[Entries with figure data]
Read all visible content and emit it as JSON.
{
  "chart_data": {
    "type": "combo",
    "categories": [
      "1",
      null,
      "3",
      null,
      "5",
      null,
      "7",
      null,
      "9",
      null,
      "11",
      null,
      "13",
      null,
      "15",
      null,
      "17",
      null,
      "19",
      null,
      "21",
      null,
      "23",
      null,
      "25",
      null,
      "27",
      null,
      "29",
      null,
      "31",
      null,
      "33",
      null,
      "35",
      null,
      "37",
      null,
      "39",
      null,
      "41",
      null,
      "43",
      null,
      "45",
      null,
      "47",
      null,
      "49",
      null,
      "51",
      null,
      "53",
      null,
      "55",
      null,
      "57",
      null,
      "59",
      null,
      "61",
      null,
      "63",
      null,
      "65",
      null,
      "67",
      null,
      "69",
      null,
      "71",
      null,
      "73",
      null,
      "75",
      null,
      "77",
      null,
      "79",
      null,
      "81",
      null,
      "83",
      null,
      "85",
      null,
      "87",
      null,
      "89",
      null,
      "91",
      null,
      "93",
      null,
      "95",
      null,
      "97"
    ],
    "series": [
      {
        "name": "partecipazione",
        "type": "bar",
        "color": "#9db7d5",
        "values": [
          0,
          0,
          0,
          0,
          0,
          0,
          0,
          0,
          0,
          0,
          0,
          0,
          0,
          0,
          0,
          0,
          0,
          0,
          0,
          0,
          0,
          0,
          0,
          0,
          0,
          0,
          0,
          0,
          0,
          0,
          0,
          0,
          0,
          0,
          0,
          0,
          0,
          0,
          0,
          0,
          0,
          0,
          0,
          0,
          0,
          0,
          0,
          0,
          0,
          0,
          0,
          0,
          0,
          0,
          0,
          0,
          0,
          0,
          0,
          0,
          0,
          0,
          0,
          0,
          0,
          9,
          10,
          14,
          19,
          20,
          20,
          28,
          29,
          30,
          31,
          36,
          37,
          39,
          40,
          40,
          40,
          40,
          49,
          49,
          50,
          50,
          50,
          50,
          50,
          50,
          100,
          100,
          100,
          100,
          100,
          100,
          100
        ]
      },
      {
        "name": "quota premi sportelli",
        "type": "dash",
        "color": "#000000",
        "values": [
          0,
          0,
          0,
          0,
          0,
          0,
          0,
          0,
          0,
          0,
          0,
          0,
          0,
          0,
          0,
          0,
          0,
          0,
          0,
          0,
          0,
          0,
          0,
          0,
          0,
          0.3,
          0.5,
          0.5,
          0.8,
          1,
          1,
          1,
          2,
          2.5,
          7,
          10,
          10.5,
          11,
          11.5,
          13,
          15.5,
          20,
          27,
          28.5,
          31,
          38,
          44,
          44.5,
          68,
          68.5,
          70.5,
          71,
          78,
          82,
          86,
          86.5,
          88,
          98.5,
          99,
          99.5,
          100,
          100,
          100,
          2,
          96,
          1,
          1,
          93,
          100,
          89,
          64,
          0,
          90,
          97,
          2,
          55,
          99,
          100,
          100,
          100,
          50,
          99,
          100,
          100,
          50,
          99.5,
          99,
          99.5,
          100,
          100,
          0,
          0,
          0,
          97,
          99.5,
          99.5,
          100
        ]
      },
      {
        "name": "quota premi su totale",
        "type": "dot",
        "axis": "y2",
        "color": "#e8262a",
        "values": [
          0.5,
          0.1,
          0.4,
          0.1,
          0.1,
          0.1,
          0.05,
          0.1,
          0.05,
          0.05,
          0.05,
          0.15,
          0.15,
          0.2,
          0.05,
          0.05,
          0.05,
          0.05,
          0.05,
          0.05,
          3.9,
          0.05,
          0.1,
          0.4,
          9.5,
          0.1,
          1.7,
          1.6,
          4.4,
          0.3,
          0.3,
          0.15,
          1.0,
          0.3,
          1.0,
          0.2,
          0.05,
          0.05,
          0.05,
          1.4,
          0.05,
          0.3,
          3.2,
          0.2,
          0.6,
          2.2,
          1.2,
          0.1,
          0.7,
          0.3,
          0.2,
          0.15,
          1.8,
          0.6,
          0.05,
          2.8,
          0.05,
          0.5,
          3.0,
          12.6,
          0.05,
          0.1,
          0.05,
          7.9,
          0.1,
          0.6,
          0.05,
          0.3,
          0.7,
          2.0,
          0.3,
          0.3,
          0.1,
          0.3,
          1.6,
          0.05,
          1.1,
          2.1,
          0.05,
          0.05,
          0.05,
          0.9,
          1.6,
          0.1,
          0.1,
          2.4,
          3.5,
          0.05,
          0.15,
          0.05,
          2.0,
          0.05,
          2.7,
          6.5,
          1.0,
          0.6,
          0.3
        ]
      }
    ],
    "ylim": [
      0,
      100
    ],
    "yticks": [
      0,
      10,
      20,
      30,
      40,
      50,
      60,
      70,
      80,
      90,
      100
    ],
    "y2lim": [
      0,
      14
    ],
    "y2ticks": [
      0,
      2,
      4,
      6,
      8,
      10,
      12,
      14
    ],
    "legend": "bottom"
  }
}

→ WRITTEN REQUEST
Extract the full listing above without altering anything.

→ TASK ANSWER
Read all visible content and emit it as JSON.
{
  "chart_data": {
    "type": "combo",
    "categories": [
      "1",
      null,
      "3",
      null,
      "5",
      null,
      "7",
      null,
      "9",
      null,
      "11",
      null,
      "13",
      null,
      "15",
      null,
      "17",
      null,
      "19",
      null,
      "21",
      null,
      "23",
      null,
      "25",
      null,
      "27",
      null,
      "29",
      null,
      "31",
      null,
      "33",
      null,
      "35",
      null,
      "37",
      null,
      "39",
      null,
      "41",
      null,
      "43",
      null,
      "45",
      null,
      "47",
      null,
      "49",
      null,
      "51",
      null,
      "53",
      null,
      "55",
      null,
      "57",
      null,
      "59",
      null,
      "61",
      null,
      "63",
      null,
      "65",
      null,
      "67",
      null,
      "69",
      null,
      "71",
      null,
      "73",
      null,
      "75",
      null,
      "77",
      null,
      "79",
      null,
      "81",
      null,
      "83",
      null,
      "85",
      null,
      "87",
      null,
      "89",
      null,
      "91",
      null,
      "93",
      null,
      "95",
      null,
      "97"
    ],
    "series": [
      {
        "name": "partecipazione",
        "type": "bar",
        "color": "#9db7d5",
        "values": [
          0,
          0,
          0,
          0,
          0,
          0,
          0,
          0,
          0,
          0,
          0,
          0,
          0,
          0,
          0,
          0,
          0,
          0,
          0,
          0,
          0,
          0,
          0,
          0,
          0,
          0,
          0,
          0,
          0,
          0,
          0,
          0,
          0,
          0,
          0,
          0,
          0,
          0,
          0,
          0,
          0,
          0,
          0,
          0,
          0,
          0,
          0,
          0,
          0,
          0,
          0,
          0,
          0,
          0,
          0,
          0,
          0,
          0,
          0,
          0,
          0,
          0,
          0,
          0,
          0,
          9,
          10,
          14,
          19,
          20,
          20,
          28,
          29,
          30,
          31,
          36,
          37,
          39,
          40,
          40,
          40,
          40,
          49,
          49,
          50,
          50,
          50,
          50,
          50,
          50,
          100,
          100,
          100,
          100,
          100,
          100,
          100
        ]
      },
      {
        "name": "quota premi sportelli",
        "type": "dash",
        "color": "#000000",
        "values": [
          0,
          0,
          0,
          0,
          0,
          0,
          0,
          0,
          0,
          0,
          0,
          0,
          0,
          0,
          0,
          0,
          0,
          0,
          0,
          0,
          0,
          0,
          0,
          0,
          0,
          0.3,
          0.5,
          0.5,
          0.8,
          1,
          1,
          1,
          2,
          2.5,
          7,
          10,
          10.5,
          11,
          11.5,
          13,
          15.5,
          20,
          27,
          28.5,
          31,
          38,
          44,
          44.5,
          68,
          68.5,
          70.5,
          71,
          78,
          82,
          86,
          86.5,
          88,
          98.5,
          99,
          99.5,
          100,
          100,
          100,
          2,
          96,
          1,
          1,
          93,
          100,
          89,
          64,
          0,
          90,
          97,
          2,
          55,
          99,
          100,
          100,
          100,
          50,
          99,
          100,
          100,
          50,
          99.5,
          99,
          99.5,
          100,
          100,
          0,
          0,
          0,
          97,
          99.5,
          99.5,
          100
        ]
      },
      {
        "name": "quota premi su totale",
        "type": "dot",
        "axis": "y2",
        "color": "#e8262a",
        "values": [
          0.5,
          0.1,
          0.4,
          0.1,
          0.1,
          0.1,
          0.05,
          0.1,
          0.05,
          0.05,
          0.05,
          0.15,
          0.15,
          0.2,
          0.05,
          0.05,
          0.05,
          0.05,
          0.05,
          0.05,
          3.9,
          0.05,
          0.1,
          0.4,
          9.5,
          0.1,
          1.7,
          1.6,
          4.4,
          0.3,
          0.3,
          0.15,
          1.0,
          0.3,
          1.0,
          0.2,
          0.05,
          0.05,
          0.05,
          1.4,
          0.05,
          0.3,
          3.2,
          0.2,
          0.6,
          2.2,
          1.2,
          0.1,
          0.7,
          0.3,
          0.2,
          0.15,
          1.8,
          0.6,
          0.05,
          2.8,
          0.05,
          0.5,
          3.0,
          12.6,
          0.05,
          0.1,
          0.05,
          7.9,
          0.1,
          0.6,
          0.05,
          0.3,
          0.7,
          2.0,
          0.3,
          0.3,
          0.1,
          0.3,
          1.6,
          0.05,
          1.1,
          2.1,
          0.05,
          0.05,
          0.05,
          0.9,
          1.6,
          0.1,
          0.1,
          2.4,
          3.5,
          0.05,
          0.15,
          0.05,
          2.0,
          0.05,
          2.7,
          6.5,
          1.0,
          0.6,
          0.3
        ]
      }
    ],
    "ylim": [
      0,
      100
    ],
    "yticks": [
      0,
      10,
      20,
      30,
      40,
      50,
      60,
      70,
      80,
      90,
      100
    ],
    "y2lim": [
      0,
      14
    ],
    "y2ticks": [
      0,
      2,
      4,
      6,
      8,
      10,
      12,
      14
    ],
    "legend": "bottom"
  }
}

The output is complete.